PROBLEM
Select all lines in the records that include "page".
━━━━━━━━━━━━━━━━
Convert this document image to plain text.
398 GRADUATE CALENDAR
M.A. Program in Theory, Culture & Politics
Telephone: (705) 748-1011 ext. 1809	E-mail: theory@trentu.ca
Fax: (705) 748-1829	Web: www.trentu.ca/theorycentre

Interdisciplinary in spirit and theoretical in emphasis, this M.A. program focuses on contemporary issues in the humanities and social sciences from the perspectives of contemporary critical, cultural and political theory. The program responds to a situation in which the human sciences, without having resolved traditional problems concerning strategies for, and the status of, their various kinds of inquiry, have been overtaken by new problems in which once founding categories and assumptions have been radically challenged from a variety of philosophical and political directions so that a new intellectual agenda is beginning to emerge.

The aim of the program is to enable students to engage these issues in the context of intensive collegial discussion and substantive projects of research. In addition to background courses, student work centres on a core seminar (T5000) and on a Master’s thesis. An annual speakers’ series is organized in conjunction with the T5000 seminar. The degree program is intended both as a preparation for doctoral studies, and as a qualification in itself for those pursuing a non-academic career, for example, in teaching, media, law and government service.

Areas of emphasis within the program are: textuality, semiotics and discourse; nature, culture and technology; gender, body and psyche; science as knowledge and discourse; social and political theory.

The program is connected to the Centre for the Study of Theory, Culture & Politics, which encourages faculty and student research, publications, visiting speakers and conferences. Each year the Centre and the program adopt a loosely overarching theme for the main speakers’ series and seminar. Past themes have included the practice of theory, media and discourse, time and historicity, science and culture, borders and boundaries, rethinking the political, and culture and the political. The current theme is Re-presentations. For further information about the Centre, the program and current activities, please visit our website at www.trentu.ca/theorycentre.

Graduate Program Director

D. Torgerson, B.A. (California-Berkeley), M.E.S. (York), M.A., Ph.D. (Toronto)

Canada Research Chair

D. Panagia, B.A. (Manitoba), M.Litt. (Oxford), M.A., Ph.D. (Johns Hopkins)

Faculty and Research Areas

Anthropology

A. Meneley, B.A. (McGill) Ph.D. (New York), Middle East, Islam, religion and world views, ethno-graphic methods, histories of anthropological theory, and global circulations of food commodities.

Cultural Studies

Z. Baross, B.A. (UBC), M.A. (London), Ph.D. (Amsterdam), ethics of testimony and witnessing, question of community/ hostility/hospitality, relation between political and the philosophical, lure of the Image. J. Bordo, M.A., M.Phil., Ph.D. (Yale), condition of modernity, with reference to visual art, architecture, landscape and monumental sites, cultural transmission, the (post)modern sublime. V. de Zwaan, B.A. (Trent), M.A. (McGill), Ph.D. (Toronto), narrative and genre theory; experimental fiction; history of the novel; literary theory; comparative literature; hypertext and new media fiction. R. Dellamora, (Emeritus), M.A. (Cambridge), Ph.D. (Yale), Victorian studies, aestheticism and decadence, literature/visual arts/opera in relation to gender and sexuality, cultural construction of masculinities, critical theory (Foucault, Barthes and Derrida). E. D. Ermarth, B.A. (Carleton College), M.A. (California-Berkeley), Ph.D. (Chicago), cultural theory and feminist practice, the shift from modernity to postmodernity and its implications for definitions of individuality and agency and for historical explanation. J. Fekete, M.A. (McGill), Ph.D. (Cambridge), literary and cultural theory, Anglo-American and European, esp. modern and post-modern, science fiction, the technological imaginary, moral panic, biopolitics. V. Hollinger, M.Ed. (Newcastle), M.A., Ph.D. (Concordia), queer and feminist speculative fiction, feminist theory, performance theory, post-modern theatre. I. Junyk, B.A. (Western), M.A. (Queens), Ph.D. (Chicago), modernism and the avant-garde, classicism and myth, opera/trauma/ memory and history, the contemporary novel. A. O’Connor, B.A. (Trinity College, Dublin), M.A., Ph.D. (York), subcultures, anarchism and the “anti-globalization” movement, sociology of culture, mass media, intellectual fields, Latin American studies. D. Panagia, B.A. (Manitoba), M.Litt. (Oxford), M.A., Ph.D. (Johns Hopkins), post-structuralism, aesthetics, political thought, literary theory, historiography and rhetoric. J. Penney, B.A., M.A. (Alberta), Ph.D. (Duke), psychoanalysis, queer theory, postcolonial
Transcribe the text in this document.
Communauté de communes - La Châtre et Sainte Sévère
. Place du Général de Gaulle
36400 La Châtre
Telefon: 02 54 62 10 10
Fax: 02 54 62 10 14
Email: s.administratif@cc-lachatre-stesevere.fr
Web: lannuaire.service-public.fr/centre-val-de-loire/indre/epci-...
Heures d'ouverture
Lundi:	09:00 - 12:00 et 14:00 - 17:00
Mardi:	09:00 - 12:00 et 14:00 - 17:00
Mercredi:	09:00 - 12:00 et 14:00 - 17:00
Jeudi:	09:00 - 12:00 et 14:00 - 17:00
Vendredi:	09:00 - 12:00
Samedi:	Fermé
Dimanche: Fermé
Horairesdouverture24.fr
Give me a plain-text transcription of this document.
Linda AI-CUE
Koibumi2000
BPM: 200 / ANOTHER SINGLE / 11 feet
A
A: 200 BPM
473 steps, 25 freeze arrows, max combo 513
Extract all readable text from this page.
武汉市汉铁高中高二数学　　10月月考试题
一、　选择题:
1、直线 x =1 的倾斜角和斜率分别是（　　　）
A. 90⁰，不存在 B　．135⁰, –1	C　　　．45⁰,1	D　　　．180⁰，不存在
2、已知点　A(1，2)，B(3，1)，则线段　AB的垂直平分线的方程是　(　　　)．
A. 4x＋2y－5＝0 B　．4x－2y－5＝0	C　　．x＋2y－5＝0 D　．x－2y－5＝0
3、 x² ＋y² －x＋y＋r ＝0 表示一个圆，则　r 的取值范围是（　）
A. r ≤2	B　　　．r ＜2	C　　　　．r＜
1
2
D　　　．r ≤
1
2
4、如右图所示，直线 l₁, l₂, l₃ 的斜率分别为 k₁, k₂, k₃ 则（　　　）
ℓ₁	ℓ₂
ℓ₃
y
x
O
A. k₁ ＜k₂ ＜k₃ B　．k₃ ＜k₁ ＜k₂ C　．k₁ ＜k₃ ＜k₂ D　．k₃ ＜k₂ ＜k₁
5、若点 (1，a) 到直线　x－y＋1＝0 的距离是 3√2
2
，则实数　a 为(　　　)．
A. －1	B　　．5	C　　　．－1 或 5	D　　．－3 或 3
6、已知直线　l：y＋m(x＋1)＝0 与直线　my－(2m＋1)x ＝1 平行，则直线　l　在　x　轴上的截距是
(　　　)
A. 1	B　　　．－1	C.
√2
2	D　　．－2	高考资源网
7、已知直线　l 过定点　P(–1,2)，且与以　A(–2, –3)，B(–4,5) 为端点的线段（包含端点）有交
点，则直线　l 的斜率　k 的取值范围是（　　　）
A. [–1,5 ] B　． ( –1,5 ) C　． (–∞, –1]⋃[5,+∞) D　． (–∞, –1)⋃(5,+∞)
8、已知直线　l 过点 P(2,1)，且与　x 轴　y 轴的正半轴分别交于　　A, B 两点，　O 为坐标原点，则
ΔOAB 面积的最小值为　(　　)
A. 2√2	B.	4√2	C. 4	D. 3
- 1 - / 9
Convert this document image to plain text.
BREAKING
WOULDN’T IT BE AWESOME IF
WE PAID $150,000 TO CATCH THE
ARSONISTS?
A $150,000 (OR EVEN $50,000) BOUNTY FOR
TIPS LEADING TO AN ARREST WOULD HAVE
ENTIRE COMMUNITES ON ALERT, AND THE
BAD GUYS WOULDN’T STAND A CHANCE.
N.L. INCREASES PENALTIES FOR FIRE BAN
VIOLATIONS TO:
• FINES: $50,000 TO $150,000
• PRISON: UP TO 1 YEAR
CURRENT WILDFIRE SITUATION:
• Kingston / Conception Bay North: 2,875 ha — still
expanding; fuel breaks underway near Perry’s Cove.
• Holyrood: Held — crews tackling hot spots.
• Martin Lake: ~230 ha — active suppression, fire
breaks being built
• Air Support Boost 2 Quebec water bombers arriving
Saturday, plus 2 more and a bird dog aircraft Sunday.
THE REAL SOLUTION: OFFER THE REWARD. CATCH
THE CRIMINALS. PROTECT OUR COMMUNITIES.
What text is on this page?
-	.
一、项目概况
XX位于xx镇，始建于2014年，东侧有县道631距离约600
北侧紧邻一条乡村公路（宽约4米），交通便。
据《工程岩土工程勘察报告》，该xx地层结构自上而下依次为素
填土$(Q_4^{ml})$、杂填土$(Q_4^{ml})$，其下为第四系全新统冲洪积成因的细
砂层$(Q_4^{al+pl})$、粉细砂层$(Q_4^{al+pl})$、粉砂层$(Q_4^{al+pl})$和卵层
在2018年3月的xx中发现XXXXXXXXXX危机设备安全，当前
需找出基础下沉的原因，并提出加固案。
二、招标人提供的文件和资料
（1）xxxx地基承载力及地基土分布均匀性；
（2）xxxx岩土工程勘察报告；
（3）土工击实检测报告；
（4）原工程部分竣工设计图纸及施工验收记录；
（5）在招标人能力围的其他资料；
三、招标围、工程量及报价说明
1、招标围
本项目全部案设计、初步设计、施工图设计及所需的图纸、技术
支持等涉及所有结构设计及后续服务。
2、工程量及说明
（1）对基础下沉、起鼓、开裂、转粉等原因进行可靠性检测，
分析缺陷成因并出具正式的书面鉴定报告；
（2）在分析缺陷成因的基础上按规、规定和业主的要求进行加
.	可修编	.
━━━━━━━━━━━━━━━━
REPLY TO THE EXERCISE
Extract all readable text from this page.
What text is on this page?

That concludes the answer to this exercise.